Goal:
Find the lines with the string "xlabel" and return them.

Task material:
** START **
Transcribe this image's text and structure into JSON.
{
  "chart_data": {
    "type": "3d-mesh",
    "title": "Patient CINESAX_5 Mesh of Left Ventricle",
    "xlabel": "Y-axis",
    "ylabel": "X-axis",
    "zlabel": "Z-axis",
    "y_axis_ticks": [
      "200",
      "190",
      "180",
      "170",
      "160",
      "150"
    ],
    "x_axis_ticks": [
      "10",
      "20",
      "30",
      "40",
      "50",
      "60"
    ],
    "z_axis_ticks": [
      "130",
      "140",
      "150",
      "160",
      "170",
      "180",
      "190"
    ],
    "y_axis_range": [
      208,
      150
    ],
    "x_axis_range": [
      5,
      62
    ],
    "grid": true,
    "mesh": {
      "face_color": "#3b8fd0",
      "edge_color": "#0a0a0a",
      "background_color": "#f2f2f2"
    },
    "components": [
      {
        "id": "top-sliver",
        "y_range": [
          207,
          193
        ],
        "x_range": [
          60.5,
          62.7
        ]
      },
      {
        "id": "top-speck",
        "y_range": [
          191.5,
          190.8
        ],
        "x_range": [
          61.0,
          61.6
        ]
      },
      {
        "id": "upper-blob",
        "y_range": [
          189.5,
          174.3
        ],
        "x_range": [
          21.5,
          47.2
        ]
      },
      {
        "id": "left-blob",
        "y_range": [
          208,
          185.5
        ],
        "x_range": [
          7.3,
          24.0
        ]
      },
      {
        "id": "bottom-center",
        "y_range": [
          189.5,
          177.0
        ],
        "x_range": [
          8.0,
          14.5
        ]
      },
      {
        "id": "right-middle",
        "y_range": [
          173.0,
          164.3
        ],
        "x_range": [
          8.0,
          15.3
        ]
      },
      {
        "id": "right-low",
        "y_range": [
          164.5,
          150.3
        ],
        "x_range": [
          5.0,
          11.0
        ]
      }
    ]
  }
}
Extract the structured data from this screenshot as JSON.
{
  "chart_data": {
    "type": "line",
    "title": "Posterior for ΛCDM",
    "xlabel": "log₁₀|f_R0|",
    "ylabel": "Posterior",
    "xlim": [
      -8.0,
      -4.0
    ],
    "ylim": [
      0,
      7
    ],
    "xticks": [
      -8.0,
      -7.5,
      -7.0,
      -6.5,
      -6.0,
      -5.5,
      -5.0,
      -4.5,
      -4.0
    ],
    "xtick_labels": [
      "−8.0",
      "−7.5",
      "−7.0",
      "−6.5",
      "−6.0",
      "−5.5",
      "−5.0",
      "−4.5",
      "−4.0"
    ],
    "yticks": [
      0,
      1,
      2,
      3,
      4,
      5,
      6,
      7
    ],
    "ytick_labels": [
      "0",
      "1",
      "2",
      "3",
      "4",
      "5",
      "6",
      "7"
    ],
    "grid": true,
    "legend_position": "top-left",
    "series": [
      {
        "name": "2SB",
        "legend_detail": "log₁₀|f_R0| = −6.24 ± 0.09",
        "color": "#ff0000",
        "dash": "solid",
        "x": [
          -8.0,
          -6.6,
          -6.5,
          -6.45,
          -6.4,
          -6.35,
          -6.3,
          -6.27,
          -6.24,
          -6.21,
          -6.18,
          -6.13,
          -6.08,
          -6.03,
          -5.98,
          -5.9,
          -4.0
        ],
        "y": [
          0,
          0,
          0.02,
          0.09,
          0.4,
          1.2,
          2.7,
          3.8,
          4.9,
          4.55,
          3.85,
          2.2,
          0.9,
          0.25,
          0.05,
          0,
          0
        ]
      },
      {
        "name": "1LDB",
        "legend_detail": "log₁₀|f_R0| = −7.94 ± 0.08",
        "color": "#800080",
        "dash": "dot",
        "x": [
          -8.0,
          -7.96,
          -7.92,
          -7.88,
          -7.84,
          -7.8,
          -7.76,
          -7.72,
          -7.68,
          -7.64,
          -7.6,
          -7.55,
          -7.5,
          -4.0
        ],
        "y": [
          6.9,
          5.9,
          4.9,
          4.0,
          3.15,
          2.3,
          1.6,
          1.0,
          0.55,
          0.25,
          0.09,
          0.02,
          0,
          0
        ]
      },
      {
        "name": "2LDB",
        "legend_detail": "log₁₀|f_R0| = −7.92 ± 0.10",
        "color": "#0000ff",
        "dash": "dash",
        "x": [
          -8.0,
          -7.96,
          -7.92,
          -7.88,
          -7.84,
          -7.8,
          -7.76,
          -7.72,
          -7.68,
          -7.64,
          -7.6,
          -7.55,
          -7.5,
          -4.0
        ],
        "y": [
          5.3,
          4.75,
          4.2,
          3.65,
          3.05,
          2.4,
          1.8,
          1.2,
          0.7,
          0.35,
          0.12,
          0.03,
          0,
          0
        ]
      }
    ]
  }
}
** END **
** START **
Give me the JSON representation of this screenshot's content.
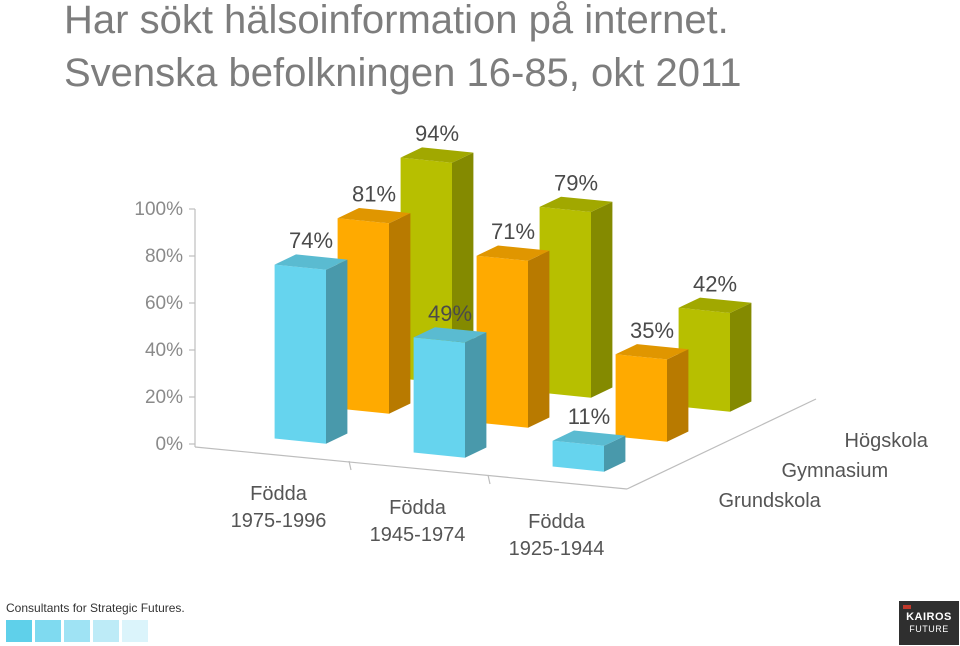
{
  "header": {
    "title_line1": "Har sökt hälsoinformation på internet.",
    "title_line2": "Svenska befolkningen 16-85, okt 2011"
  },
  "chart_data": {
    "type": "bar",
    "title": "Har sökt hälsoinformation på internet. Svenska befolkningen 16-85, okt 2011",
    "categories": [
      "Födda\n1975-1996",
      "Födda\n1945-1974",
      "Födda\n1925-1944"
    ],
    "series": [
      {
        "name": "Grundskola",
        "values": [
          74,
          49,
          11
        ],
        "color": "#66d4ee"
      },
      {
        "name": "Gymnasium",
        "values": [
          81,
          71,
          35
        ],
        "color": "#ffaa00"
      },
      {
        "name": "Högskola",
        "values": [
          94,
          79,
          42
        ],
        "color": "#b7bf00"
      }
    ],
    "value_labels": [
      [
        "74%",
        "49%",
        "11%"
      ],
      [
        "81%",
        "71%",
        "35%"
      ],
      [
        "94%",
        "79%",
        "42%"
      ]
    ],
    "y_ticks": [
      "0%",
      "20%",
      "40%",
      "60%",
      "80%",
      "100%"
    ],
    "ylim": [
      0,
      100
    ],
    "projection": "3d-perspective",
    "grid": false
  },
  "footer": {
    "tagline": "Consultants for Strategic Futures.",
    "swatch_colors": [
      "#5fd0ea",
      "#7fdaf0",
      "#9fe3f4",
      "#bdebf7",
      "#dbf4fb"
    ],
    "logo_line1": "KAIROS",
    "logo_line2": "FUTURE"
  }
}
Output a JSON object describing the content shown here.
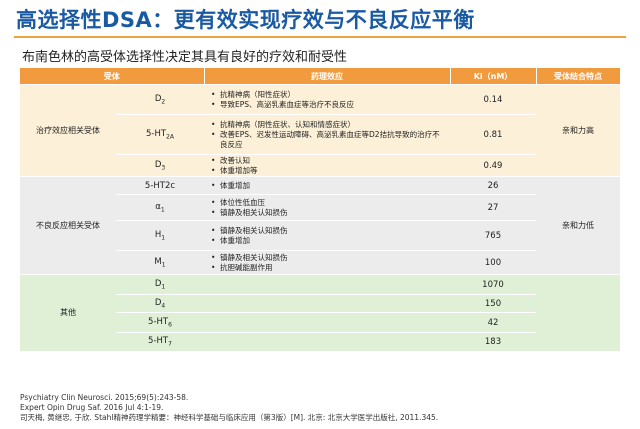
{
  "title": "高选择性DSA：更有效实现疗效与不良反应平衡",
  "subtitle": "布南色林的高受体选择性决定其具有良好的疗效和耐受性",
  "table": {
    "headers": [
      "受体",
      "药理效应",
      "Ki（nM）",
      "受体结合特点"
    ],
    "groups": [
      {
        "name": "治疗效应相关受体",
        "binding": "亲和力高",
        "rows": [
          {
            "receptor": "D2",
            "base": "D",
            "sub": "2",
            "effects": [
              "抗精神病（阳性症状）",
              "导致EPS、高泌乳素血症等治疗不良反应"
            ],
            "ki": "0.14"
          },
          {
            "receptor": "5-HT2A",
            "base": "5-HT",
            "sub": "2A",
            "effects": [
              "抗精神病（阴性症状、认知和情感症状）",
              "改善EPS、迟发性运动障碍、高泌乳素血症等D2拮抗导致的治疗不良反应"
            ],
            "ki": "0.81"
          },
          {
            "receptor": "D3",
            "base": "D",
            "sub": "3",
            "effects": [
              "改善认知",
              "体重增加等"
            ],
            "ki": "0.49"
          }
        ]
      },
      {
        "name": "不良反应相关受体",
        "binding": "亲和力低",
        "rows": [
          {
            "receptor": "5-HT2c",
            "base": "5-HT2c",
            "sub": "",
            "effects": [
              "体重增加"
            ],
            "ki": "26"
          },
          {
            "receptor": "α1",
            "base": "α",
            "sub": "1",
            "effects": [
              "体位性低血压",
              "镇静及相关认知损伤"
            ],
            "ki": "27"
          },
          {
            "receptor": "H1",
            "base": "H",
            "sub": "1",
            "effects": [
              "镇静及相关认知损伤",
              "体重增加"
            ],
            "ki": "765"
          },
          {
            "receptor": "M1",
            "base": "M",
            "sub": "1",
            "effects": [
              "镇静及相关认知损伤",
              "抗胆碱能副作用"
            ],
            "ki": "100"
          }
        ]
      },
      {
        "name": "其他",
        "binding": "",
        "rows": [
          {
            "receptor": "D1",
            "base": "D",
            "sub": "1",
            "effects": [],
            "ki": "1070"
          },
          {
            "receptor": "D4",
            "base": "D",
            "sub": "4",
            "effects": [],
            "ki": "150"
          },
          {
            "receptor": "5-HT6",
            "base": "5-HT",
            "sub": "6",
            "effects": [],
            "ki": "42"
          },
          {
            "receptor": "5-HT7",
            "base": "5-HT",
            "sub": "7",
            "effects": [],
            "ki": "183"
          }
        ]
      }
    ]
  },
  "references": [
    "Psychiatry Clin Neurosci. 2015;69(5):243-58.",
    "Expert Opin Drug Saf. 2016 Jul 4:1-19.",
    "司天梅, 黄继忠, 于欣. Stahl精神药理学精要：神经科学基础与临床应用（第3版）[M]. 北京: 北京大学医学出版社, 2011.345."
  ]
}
** END **
** START **
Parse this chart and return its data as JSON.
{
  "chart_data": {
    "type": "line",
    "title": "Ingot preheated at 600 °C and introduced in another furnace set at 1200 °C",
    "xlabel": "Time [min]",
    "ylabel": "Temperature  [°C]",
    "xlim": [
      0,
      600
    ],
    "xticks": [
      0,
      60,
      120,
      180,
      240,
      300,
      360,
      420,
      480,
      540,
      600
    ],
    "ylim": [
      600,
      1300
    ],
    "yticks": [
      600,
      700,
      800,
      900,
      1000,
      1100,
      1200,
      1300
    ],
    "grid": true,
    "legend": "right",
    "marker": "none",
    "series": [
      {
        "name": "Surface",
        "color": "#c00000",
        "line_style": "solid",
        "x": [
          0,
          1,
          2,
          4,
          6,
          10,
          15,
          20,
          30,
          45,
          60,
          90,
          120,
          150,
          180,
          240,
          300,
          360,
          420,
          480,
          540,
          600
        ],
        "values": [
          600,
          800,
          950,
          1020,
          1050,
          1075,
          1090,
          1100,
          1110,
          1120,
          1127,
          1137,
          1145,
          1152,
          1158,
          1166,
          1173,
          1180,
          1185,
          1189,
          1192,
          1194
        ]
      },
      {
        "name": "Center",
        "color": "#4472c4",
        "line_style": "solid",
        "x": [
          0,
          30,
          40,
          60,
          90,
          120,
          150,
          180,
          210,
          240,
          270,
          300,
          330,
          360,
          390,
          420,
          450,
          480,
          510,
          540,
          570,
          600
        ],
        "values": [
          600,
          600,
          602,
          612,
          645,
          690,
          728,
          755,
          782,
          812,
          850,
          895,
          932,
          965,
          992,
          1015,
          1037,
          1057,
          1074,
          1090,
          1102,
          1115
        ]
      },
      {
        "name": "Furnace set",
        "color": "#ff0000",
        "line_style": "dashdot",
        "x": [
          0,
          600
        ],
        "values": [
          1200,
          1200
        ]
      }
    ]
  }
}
** END **
Result of the task:
    "xlabel": "Y-axis",
    "xlabel": "log₁₀|f_R0|",
    "xlabel": "Time [min]",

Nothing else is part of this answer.